▶ Objective
Copy each line of the entries beneath that contains the word "PODE".

· · · ·

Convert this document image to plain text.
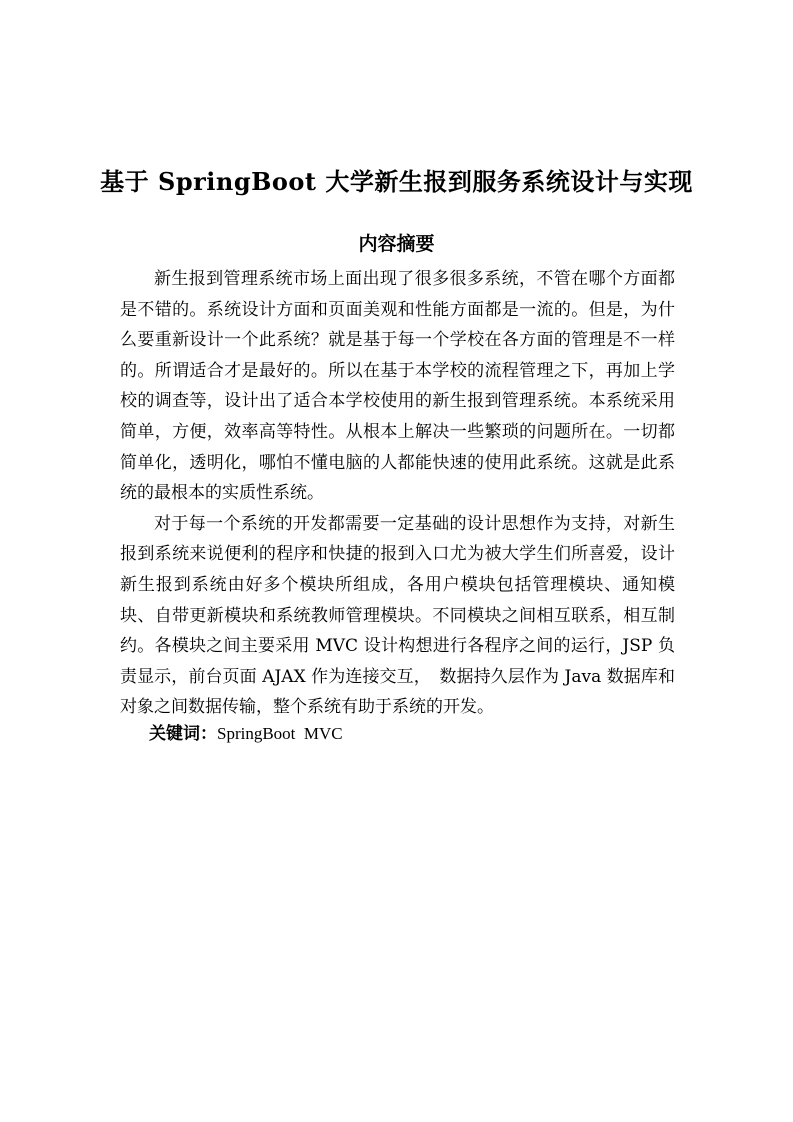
基于 SpringBoot 大学新生报到服务系统设计与实现
内容摘要

新生报到管理系统市场上面出现了很多很多系统，不管在哪个方面都是不错的。系统设计方面和页面美观和性能方面都是一流的。但是，为什么要重新设计一个此系统？就是基于每一个学校在各方面的管理是不一样的。所谓适合才是最好的。所以在基于本学校的流程管理之下，再加上学校的调查等，设计出了适合本学校使用的新生报到管理系统。本系统采用简单，方便，效率高等特性。从根本上解决一些繁琐的问题所在。一切都简单化，透明化，哪怕不懂电脑的人都能快速的使用此系统。这就是此系统的最根本的实质性系统。

对于每一个系统的开发都需要一定基础的设计思想作为支持，对新生报到系统来说便利的程序和快捷的报到入口尤为被大学生们所喜爱，设计新生报到系统由好多个模块所组成，各用户模块包括管理模块、通知模块、自带更新模块和系统教师管理模块。不同模块之间相互联系，相互制约。各模块之间主要采用 MVC 设计构想进行各程序之间的运行，JSP 负责显示，前台页面 AJAX 作为连接交互，　数据持久层作为 Java 数据库和对象之间数据传输，整个系统有助于系统的开发。

关键词：SpringBoot  MVC
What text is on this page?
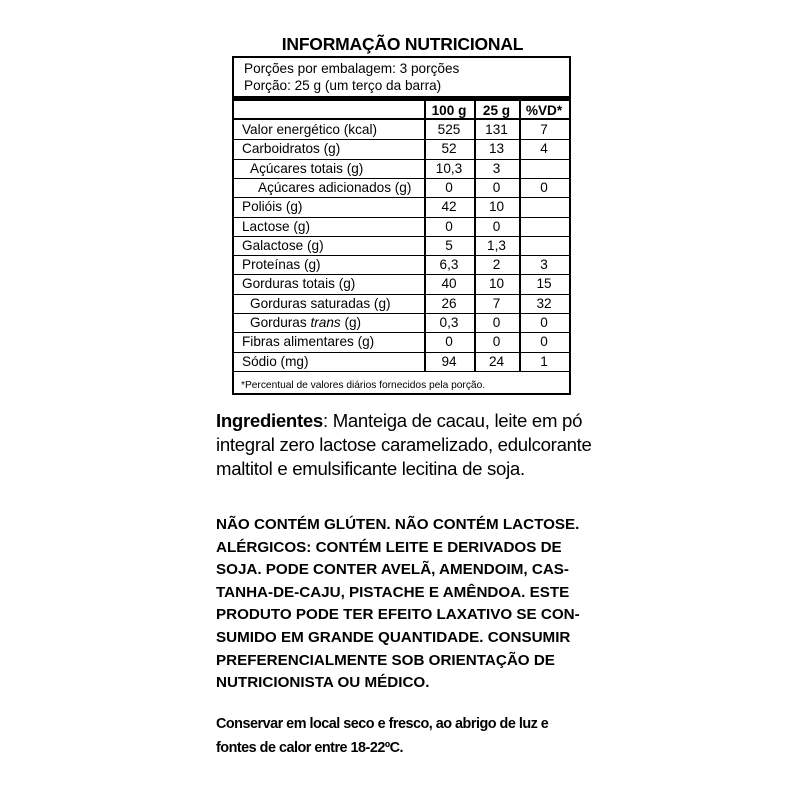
INFORMAÇÃO NUTRICIONAL
Porções por embalagem: 3 porções
Porção: 25 g (um terço da barra)
100 g	25 g	%VD*
Valor energético (kcal)	525	131	7
Carboidratos (g)	52	13	4
Açúcares totais (g)	10,3	3
Açúcares adicionados (g)	0	0	0
Polióis (g)	42	10
Lactose (g)	0	0
Galactose (g)	5	1,3
Proteínas (g)	6,3	2	3
Gorduras totais (g)	40	10	15
Gorduras saturadas (g)	26	7	32
Gorduras trans (g)	0,3	0	0
Fibras alimentares (g)	0	0	0
Sódio (mg)	94	24	1
*Percentual de valores diários fornecidos pela porção.
Ingredientes: Manteiga de cacau, leite em pó
integral zero lactose caramelizado, edulcorante
maltitol e emulsificante lecitina de soja.
NÃO CONTÉM GLÚTEN. NÃO CONTÉM LACTOSE.
ALÉRGICOS: CONTÉM LEITE E DERIVADOS DE
SOJA. PODE CONTER AVELÃ, AMENDOIM, CAS-
TANHA-DE-CAJU, PISTACHE E AMÊNDOA. ESTE
PRODUTO PODE TER EFEITO LAXATIVO SE CON-
SUMIDO EM GRANDE QUANTIDADE. CONSUMIR
PREFERENCIALMENTE SOB ORIENTAÇÃO DE
NUTRICIONISTA OU MÉDICO.
Conservar em local seco e fresco, ao abrigo de luz e
fontes de calor entre 18-22ºC.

· · · ·

▶ Task result
SOJA. PODE CONTER AVELÃ, AMENDOIM, CAS-
PRODUTO PODE TER EFEITO LAXATIVO SE CON-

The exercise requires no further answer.